> _TASK GOAL_
What is the number of lines in these entries that include "QUARTO"? Write that number and no other text.

> _MATERIAL SHOWN_
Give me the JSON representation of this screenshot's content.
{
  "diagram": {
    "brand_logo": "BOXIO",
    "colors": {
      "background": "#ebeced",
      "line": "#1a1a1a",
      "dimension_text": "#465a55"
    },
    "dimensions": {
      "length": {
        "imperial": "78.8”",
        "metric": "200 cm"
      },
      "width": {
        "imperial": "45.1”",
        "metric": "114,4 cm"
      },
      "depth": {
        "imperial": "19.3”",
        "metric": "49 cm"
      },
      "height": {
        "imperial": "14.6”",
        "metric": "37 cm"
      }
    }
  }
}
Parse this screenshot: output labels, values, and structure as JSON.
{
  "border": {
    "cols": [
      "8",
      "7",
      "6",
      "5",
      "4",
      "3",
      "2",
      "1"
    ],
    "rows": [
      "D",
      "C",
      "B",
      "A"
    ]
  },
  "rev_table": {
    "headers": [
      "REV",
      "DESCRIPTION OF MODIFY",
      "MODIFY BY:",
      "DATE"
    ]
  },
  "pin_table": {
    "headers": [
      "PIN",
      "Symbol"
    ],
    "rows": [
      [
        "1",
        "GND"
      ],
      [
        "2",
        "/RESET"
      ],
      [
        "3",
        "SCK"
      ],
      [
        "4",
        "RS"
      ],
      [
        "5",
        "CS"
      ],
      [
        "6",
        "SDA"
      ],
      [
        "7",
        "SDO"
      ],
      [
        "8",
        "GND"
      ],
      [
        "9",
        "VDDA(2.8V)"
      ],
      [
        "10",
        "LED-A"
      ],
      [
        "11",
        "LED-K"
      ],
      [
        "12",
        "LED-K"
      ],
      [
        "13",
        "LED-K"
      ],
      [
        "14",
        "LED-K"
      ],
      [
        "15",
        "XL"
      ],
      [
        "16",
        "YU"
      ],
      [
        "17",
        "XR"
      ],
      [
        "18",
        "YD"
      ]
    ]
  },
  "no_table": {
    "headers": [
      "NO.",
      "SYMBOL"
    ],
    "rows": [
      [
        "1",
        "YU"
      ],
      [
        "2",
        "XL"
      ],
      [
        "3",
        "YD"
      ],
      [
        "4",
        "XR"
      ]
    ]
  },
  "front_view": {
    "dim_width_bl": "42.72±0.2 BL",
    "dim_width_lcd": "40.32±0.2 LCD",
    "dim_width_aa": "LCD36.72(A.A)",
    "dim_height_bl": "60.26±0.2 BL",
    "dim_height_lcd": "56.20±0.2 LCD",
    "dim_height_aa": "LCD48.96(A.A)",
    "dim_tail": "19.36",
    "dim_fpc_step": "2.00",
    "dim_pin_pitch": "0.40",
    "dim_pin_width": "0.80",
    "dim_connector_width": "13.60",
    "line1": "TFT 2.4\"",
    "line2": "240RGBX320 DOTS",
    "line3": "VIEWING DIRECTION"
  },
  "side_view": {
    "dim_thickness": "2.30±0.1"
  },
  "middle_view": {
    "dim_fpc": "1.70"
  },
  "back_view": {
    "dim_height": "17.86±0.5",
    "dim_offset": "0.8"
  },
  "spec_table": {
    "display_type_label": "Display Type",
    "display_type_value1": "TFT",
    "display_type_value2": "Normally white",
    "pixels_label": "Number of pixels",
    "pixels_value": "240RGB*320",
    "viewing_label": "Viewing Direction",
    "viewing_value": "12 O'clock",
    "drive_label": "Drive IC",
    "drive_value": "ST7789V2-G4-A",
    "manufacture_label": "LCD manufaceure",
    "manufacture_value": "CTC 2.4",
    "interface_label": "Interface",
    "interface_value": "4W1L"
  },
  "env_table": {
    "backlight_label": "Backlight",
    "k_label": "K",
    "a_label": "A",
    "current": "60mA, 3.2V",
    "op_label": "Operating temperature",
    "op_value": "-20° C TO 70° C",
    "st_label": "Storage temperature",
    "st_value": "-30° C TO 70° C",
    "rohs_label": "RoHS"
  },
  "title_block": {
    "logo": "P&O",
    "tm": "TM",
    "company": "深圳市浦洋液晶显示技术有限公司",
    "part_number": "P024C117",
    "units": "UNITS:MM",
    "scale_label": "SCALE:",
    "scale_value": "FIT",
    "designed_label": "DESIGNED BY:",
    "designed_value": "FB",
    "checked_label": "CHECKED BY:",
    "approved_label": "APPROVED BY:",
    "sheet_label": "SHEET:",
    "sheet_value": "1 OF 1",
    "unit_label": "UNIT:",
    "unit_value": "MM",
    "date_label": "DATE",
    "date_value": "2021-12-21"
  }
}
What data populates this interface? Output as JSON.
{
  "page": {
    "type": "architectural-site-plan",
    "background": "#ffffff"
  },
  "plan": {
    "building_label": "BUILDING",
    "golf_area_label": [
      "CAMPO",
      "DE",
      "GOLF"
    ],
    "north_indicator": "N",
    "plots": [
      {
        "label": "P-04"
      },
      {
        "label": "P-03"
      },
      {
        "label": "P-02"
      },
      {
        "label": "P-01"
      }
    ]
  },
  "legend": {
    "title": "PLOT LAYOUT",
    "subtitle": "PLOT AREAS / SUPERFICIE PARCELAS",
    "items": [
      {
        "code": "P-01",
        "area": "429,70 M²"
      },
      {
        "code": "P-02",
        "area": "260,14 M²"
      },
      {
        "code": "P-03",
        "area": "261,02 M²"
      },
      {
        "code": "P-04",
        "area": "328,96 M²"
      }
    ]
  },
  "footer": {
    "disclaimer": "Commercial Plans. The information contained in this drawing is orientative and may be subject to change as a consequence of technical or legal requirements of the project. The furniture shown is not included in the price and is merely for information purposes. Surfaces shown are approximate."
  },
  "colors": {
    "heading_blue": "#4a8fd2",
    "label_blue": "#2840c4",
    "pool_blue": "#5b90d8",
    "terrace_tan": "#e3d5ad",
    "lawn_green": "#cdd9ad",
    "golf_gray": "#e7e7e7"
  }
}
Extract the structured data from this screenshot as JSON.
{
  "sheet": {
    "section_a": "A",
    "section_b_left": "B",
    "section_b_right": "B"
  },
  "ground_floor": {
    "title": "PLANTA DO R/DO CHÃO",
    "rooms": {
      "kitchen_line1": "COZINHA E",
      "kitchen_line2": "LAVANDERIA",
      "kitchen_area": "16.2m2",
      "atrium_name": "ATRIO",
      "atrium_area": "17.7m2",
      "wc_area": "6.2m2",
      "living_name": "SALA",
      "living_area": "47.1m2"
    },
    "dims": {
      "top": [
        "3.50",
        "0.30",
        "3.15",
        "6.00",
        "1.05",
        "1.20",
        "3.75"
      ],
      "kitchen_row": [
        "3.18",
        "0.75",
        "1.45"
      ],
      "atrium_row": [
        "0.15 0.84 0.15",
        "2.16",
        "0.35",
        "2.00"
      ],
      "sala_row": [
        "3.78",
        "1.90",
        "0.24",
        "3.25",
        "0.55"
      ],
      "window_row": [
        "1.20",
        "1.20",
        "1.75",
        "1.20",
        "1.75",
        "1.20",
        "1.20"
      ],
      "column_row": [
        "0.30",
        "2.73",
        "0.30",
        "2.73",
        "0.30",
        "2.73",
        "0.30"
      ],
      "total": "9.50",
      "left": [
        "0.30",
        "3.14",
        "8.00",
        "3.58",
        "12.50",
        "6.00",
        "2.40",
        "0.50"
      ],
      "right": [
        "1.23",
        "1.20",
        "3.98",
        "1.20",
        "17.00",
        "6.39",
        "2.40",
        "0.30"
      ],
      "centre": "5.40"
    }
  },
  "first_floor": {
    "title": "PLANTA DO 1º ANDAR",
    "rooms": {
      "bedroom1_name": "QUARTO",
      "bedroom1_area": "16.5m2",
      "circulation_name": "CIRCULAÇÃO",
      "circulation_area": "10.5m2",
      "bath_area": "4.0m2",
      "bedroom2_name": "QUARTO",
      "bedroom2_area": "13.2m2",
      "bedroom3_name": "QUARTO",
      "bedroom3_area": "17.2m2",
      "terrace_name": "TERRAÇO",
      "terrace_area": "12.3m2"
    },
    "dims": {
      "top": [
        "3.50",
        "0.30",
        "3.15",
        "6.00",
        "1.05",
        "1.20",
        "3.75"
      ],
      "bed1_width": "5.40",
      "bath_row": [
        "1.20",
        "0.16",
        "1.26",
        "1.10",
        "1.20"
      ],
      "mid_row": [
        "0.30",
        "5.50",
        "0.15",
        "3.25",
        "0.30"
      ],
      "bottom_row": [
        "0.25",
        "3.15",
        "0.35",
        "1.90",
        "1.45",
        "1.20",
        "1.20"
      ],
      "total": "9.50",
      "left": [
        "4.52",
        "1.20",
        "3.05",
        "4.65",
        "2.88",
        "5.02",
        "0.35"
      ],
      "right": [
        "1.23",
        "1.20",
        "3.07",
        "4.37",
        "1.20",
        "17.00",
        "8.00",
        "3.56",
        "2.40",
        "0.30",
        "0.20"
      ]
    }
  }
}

> _TASK ANSWER_
3